● Written exercise: Every line below that contains "north" is to be copied.

● Data for this exercise:
§ §
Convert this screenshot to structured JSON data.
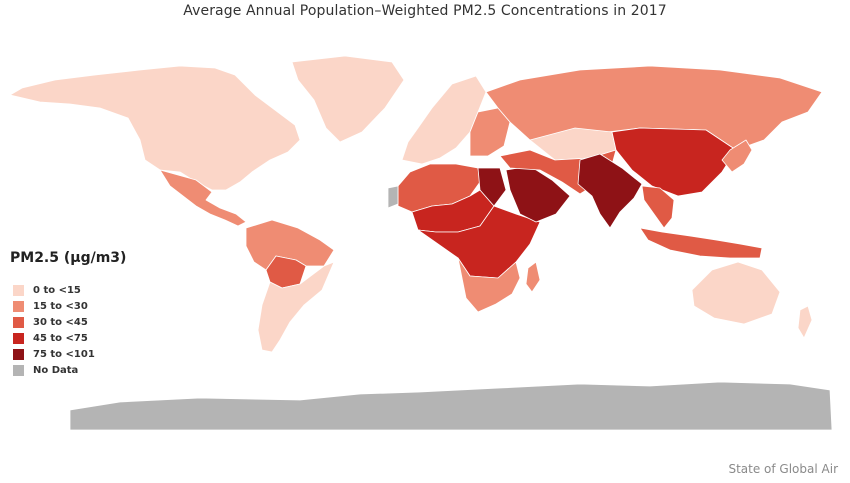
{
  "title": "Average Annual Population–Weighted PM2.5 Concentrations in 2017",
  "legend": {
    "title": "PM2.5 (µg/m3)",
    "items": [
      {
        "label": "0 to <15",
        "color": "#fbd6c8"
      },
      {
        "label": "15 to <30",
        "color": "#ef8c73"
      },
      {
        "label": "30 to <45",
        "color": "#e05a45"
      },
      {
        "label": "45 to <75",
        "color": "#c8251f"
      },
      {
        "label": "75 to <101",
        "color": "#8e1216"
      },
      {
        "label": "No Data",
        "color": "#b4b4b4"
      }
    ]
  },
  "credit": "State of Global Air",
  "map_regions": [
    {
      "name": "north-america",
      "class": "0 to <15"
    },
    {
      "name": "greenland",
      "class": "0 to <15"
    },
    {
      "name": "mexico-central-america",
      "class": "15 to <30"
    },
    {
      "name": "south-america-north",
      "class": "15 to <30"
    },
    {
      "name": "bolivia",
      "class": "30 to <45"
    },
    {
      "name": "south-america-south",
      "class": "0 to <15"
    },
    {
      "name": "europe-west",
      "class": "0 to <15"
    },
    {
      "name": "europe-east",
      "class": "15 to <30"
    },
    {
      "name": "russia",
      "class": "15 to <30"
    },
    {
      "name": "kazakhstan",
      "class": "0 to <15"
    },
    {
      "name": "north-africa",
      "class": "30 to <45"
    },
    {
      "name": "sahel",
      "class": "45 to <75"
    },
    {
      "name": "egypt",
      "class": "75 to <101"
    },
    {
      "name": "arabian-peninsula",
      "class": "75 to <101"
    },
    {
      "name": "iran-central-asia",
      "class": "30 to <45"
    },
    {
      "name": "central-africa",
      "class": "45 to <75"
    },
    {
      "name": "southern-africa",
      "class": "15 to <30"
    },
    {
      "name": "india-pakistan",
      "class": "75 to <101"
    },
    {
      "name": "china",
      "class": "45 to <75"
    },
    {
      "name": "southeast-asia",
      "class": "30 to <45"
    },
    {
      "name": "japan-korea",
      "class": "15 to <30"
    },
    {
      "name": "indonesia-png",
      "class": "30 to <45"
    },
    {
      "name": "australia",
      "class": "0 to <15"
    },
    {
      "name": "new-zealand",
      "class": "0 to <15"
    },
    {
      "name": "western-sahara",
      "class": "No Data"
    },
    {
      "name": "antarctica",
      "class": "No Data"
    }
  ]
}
§ §
● Solution below:
      "name": "north-america",
      "name": "south-america-north",
      "name": "north-africa",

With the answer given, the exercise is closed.